_EXCERPTED RECORDS_
^^^^
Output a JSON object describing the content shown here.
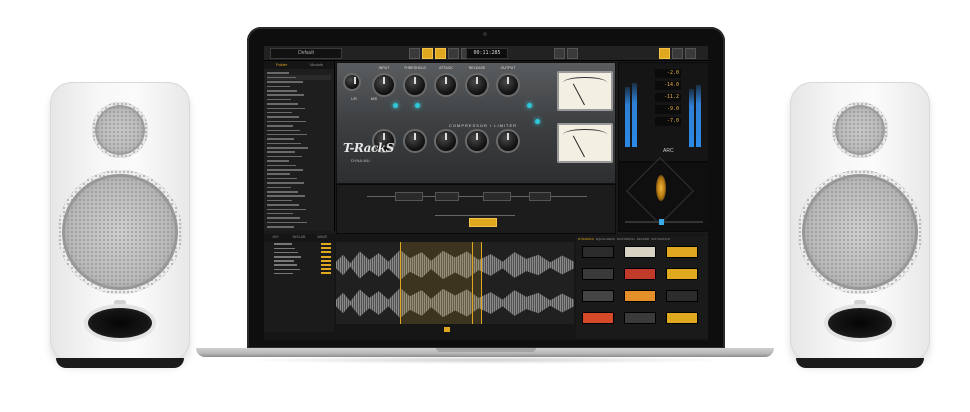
{
  "scene": {
    "colors": {
      "speaker_body": "#f4f4f4",
      "grille": "#bdbdbd",
      "laptop_frame": "#0e0e0e",
      "ui_background": "#1a1a1a",
      "accent": "#e0a81e",
      "meter_blue": "#2b8ae6",
      "led_cyan": "#36e0f0"
    }
  },
  "app": {
    "preset_name": "Default",
    "time_display": "00:11:285",
    "sidebar_tabs": [
      "Folder",
      "Module"
    ],
    "rack_title": "T-RackS",
    "rack_subtitle": "DYNA-MU",
    "rack_section_label": "COMPRESSOR / LIMITER",
    "knob_labels": [
      "INPUT",
      "THRESHOLD",
      "ATTACK",
      "RELEASE",
      "OUTPUT"
    ],
    "link_label": "L/R",
    "mode_label": "M/S",
    "arc_label": "ARC",
    "meter_readouts": [
      "-2.0",
      "-14.0",
      "-11.2",
      "-9.0",
      "-7.0"
    ],
    "bottom_tabs": [
      "MIX",
      "MIXLAB",
      "WAVE"
    ],
    "module_tabs": [
      "DYNAMICS",
      "EQUALIZERS",
      "MASTERING",
      "REVERB",
      "SATURATION"
    ]
  }
}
^^^^
_TASK_
In your copy, leave out the pictures and reproduce the material above exactly.

_EXERCISE RESPONSE_
Output a JSON object describing the content shown here.
{
  "scene": {
    "colors": {
      "speaker_body": "#f4f4f4",
      "grille": "#bdbdbd",
      "laptop_frame": "#0e0e0e",
      "ui_background": "#1a1a1a",
      "accent": "#e0a81e",
      "meter_blue": "#2b8ae6",
      "led_cyan": "#36e0f0"
    }
  },
  "app": {
    "preset_name": "Default",
    "time_display": "00:11:285",
    "sidebar_tabs": [
      "Folder",
      "Module"
    ],
    "rack_title": "T-RackS",
    "rack_subtitle": "DYNA-MU",
    "rack_section_label": "COMPRESSOR / LIMITER",
    "knob_labels": [
      "INPUT",
      "THRESHOLD",
      "ATTACK",
      "RELEASE",
      "OUTPUT"
    ],
    "link_label": "L/R",
    "mode_label": "M/S",
    "arc_label": "ARC",
    "meter_readouts": [
      "-2.0",
      "-14.0",
      "-11.2",
      "-9.0",
      "-7.0"
    ],
    "bottom_tabs": [
      "MIX",
      "MIXLAB",
      "WAVE"
    ],
    "module_tabs": [
      "DYNAMICS",
      "EQUALIZERS",
      "MASTERING",
      "REVERB",
      "SATURATION"
    ]
  }
}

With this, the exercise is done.